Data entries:
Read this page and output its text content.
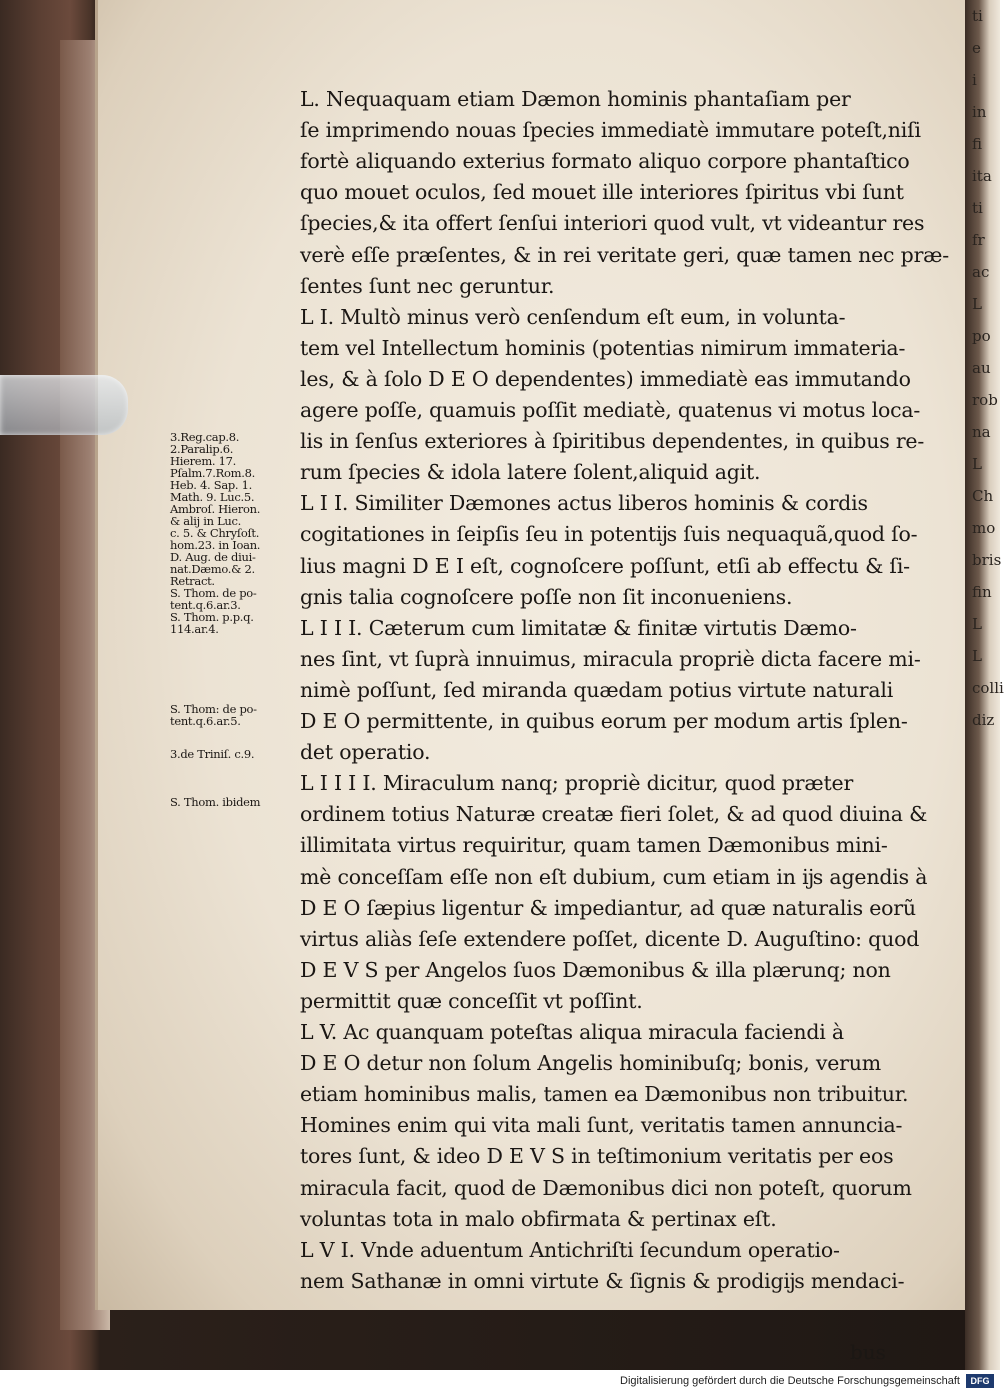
ti
e
i
in
fi
ita
ti
fr
ac
L
po
au
rob
na
L
Ch
mo
bris
fin
L
L
colli
diz
L. Nequaquam etiam Dæmon hominis phantaſiam per
ſe imprimendo nouas ſpecies immediatè immutare poteſt,niſi
fortè aliquando exterius formato aliquo corpore phantaſtico
quo mouet oculos, ſed mouet ille interiores ſpiritus vbi ſunt
ſpecies,& ita offert ſenſui interiori quod vult, vt videantur res
verè eſſe præſentes, & in rei veritate geri, quæ tamen nec præ-
ſentes ſunt nec geruntur.
L I. Multò minus verò cenſendum eſt eum, in volunta-
tem vel Intellectum hominis (potentias nimirum immateria-
les, & à ſolo D E O dependentes) immediatè eas immutando
agere poſſe, quamuis poſſit mediatè, quatenus vi motus loca-
lis in ſenſus exteriores à ſpiritibus dependentes, in quibus re-
rum ſpecies & idola latere ſolent,aliquid agit.
L I I. Similiter Dæmones actus liberos hominis & cordis
cogitationes in ſeipſis ſeu in potentĳs ſuis nequaquã,quod ſo-
lius magni D E I eſt, cognoſcere poſſunt, etſi ab effectu & ſi-
gnis talia cognoſcere poſſe non ſit inconueniens.
L I I I. Cæterum cum limitatæ & finitæ virtutis Dæmo-
nes ſint, vt ſuprà innuimus, miracula propriè dicta facere mi-
nimè poſſunt, ſed miranda quædam potius virtute naturali
D E O permittente, in quibus eorum per modum artis ſplen-
det operatio.
L I I I I. Miraculum nanq; propriè dicitur, quod præter
ordinem totius Naturæ creatæ fieri ſolet, & ad quod diuina &
illimitata virtus requiritur, quam tamen Dæmonibus mini-
mè conceſſam eſſe non eſt dubium, cum etiam in ĳs agendis à
D E O ſæpius ligentur & impediantur, ad quæ naturalis eorũ
virtus aliàs ſeſe extendere poſſet, dicente D. Auguſtino: quod
D E V S per Angelos ſuos Dæmonibus & illa plærunq; non
permittit quæ conceſſit vt poſſint.
L V. Ac quanquam poteſtas aliqua miracula faciendi à
D E O detur non ſolum Angelis hominibuſq; bonis, verum
etiam hominibus malis, tamen ea Dæmonibus non tribuitur.
Homines enim qui vita mali ſunt, veritatis tamen annuncia-
tores ſunt, & ideo D E V S in teſtimonium veritatis per eos
miracula facit, quod de Dæmonibus dici non poteſt, quorum
voluntas tota in malo obfirmata & pertinax eſt.
L V I. Vnde aduentum Antichriſti ſecundum operatio-
nem Sathanæ in omni virtute & ſignis & prodigĳs mendaci-
3.Reg.cap.8.
2.Paralip.6.
Hierem. 17.
Pſalm.7.Rom.8.
Heb. 4. Sap. 1.
Math. 9. Luc.5.
Ambroſ. Hieron.
& alij in Luc.
c. 5. & Chryſoſt.
hom.23. in Ioan.
D. Aug. de diui-
nat.Dæmo.& 2.
Retract.
S. Thom. de po-
tent.q.6.ar.3.
S. Thom. p.p.q.
114.ar.4.
S. Thom: de po-
tent.q.6.ar.5.
3.de Triniſ. c.9.
S. Thom. ibidem
bus
Digitalisierung gefördert durch die Deutsche Forschungsgemeinschaft	DFG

GOAL = Where a line contains "dependentes", copy that line.

SOLUTION TO THE EXERCISE =
les, & à ſolo D E O dependentes) immediatè eas immutando
lis in ſenſus exteriores à ſpiritibus dependentes, in quibus re-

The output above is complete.